- Records -
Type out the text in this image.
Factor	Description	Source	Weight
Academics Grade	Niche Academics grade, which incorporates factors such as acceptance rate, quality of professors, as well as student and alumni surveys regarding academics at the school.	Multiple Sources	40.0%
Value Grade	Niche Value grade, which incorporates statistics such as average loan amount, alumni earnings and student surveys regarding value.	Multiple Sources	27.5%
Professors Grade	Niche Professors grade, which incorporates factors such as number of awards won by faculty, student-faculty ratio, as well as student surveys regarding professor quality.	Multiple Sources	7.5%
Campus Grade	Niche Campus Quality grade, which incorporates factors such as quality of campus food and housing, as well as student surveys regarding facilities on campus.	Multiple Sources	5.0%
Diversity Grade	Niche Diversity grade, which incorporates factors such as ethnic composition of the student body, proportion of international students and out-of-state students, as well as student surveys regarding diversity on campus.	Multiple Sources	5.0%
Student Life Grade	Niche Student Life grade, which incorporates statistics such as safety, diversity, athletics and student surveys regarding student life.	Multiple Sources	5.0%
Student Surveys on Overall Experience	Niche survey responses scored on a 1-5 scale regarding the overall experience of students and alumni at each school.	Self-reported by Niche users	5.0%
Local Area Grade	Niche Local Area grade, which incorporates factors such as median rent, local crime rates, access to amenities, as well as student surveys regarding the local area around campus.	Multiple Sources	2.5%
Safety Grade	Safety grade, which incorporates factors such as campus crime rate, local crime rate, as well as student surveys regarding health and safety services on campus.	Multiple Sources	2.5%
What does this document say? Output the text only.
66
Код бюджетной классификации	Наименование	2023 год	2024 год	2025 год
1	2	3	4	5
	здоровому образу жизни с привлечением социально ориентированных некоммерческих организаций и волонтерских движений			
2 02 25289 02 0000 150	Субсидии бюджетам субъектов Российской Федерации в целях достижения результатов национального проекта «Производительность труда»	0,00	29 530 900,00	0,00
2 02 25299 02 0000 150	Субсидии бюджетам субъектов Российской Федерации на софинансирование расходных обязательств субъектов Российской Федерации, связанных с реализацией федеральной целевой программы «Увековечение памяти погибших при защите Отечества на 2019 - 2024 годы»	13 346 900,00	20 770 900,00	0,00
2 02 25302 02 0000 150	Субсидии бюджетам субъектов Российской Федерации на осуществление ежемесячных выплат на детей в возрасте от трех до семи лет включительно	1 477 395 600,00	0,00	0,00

--

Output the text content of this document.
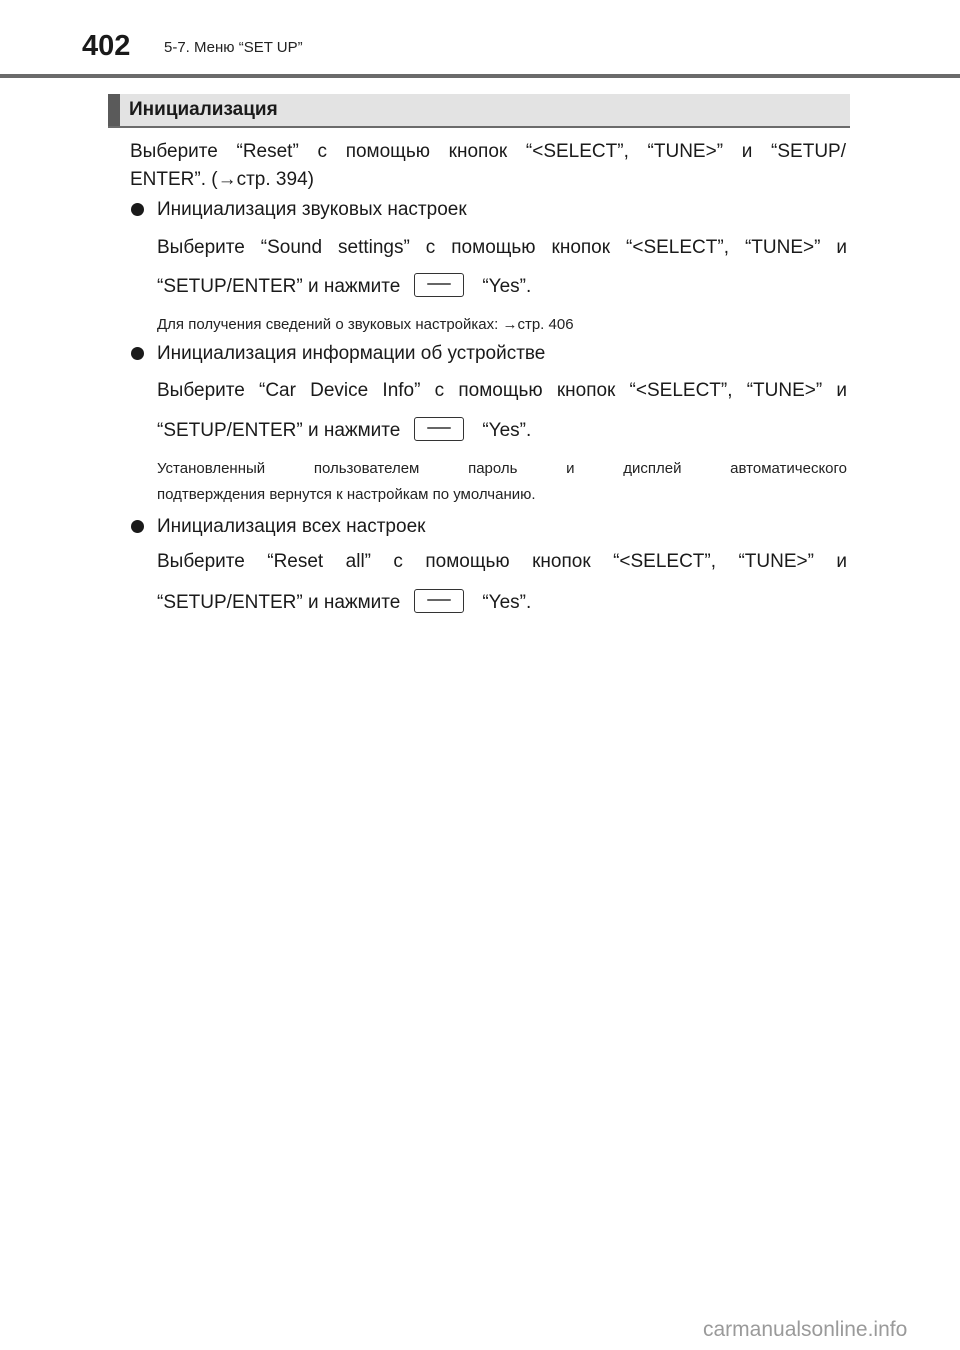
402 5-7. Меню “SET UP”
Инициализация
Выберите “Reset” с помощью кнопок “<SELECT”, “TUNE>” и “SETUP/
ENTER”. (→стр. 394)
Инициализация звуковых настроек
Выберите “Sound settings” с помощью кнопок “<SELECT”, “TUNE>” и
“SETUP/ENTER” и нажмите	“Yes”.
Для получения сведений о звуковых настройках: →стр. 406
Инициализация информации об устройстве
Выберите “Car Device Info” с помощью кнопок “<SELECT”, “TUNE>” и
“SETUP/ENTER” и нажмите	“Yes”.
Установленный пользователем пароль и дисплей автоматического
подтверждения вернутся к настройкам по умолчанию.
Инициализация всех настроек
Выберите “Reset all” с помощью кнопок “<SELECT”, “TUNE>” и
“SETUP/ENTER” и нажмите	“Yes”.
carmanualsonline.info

---

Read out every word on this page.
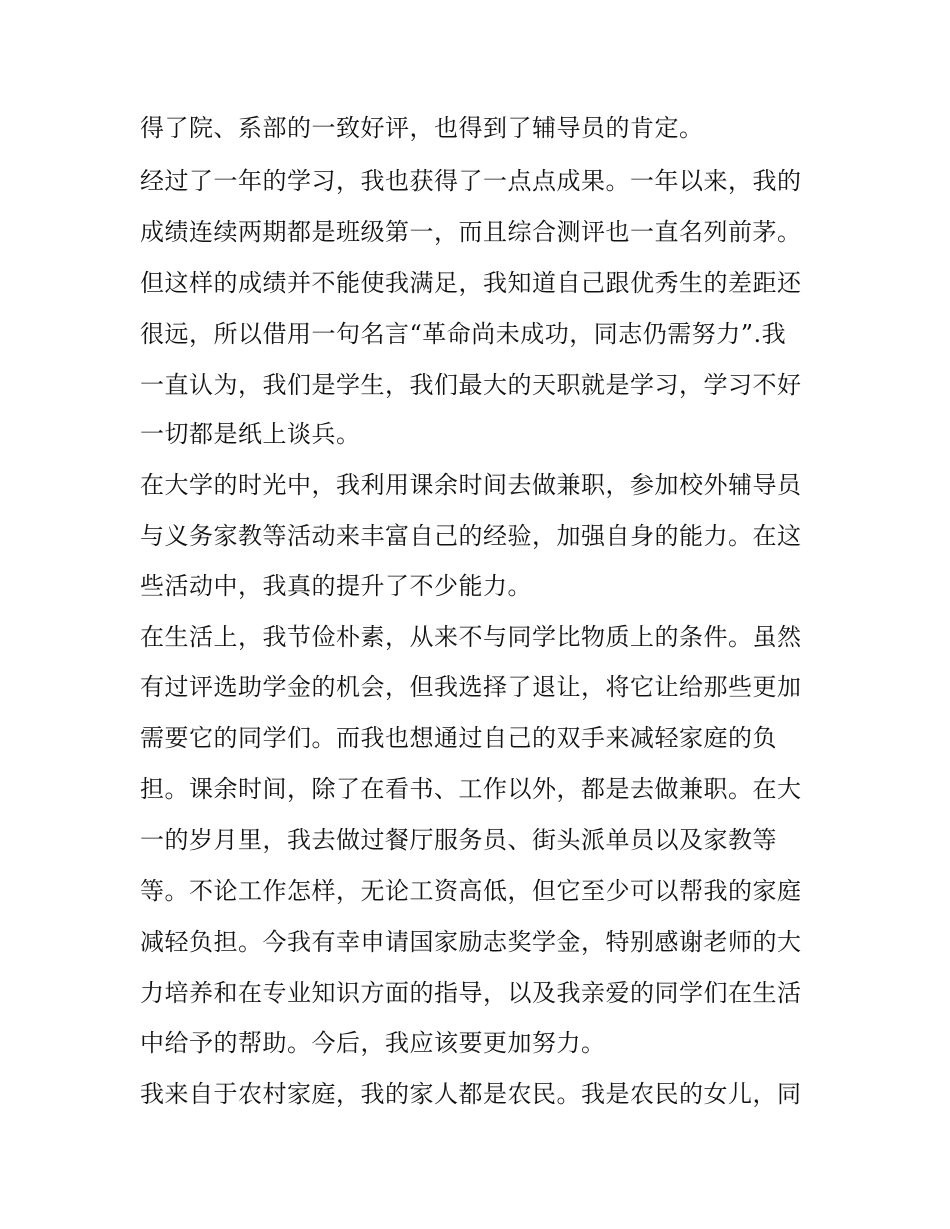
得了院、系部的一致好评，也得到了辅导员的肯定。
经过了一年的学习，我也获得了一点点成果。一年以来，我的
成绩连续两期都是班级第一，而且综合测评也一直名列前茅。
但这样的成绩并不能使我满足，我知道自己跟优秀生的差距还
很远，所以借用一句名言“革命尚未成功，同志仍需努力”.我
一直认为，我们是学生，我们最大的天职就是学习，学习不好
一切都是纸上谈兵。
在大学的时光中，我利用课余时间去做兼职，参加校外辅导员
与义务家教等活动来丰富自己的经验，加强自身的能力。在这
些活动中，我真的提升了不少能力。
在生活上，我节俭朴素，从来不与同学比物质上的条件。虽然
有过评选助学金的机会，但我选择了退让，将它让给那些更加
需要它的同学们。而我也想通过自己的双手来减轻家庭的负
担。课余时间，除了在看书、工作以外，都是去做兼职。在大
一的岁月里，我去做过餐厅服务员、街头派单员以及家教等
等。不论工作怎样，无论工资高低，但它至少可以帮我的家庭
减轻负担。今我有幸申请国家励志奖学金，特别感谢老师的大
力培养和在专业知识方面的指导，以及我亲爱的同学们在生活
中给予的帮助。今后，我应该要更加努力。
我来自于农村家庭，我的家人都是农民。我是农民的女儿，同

- Exercise instructions -
Show every line from the entries above in which "diversity" appears.

- The completed task -
Diversity Grade	Niche Diversity grade, which incorporates factors such as ethnic composition of the student body, proportion of international students and out-of-state students, as well as student surveys regarding diversity on campus.	Multiple Sources	5.0%
Student Life Grade	Niche Student Life grade, which incorporates statistics such as safety, diversity, athletics and student surveys regarding student life.	Multiple Sources	5.0%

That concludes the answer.